Data records:
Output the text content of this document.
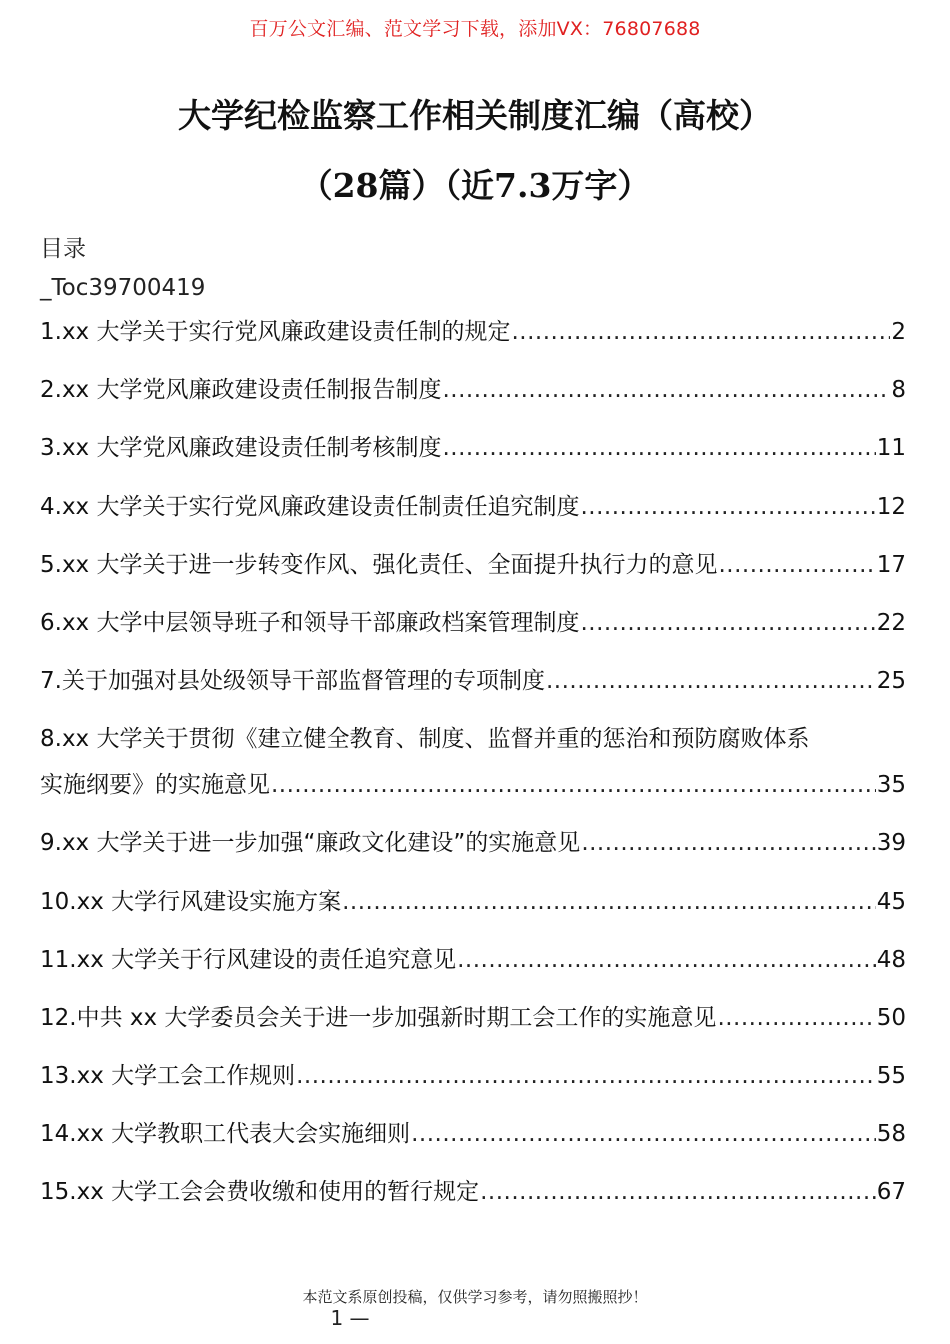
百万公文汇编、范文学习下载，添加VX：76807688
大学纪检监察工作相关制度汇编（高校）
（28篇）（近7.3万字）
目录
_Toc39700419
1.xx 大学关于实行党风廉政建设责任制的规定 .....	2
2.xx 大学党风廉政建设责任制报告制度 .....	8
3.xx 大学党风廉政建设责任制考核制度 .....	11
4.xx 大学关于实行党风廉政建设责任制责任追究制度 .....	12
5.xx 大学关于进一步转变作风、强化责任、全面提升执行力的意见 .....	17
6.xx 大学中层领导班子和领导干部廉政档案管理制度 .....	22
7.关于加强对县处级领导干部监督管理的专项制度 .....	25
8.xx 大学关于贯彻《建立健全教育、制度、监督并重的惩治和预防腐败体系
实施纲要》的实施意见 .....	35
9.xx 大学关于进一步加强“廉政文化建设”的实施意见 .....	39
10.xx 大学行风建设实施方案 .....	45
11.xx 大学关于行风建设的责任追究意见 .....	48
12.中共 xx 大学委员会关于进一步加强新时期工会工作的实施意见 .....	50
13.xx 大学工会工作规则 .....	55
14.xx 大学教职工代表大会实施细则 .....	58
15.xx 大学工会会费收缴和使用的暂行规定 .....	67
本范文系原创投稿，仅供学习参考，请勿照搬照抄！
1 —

...

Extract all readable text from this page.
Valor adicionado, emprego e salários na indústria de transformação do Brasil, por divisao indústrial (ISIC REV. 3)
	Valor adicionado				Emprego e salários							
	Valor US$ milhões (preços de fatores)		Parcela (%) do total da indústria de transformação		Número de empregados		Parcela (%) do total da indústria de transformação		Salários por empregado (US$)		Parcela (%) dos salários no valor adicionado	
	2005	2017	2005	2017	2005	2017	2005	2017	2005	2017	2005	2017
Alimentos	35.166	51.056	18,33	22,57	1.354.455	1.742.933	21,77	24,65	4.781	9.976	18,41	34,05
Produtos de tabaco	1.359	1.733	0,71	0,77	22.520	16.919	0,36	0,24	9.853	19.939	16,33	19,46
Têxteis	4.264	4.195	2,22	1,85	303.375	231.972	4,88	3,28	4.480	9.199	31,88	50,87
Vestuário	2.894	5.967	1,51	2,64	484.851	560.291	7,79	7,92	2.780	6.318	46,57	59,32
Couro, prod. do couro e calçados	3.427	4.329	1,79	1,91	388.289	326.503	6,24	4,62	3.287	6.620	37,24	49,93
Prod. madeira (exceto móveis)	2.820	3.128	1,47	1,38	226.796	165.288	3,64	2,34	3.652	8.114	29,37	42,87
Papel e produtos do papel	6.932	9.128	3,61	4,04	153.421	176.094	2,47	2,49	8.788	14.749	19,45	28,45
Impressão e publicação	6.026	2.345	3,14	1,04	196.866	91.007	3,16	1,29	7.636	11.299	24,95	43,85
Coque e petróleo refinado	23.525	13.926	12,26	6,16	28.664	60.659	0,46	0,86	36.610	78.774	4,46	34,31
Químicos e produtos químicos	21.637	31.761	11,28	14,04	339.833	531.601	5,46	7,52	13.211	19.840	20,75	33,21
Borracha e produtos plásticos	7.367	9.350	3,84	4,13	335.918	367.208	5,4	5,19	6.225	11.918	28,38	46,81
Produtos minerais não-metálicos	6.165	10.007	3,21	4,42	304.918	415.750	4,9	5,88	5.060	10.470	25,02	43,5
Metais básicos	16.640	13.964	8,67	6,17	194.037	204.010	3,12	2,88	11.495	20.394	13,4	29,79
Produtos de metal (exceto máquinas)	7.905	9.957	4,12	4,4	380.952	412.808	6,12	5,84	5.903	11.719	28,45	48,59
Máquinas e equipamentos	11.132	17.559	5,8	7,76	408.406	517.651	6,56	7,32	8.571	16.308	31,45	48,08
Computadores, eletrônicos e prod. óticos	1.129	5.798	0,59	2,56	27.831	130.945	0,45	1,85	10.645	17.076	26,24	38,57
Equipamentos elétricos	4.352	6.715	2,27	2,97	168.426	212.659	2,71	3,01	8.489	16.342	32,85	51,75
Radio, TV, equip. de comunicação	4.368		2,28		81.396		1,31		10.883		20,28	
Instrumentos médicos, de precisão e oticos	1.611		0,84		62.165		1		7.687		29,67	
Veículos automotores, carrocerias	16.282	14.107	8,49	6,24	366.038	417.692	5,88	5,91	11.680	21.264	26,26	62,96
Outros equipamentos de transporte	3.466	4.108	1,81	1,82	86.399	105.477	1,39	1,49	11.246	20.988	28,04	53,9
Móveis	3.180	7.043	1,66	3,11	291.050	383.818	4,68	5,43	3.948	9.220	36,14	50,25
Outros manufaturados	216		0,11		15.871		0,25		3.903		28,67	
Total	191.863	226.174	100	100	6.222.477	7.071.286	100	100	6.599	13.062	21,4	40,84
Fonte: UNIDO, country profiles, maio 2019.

--

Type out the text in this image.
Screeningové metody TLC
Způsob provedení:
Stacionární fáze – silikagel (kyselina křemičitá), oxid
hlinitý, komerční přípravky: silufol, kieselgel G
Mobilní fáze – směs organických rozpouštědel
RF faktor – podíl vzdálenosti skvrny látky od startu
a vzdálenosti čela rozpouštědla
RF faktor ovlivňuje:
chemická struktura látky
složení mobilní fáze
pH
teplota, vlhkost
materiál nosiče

Task directions:
In the listing, find every line containing the word "Outros" and list it.

Result:
Outros equipamentos de transporte	3.466	4.108	1,81	1,82	86.399	105.477	1,39	1,49	11.246	20.988	28,04	53,9
Outros manufaturados	216		0,11		15.871		0,25		3.903		28,67	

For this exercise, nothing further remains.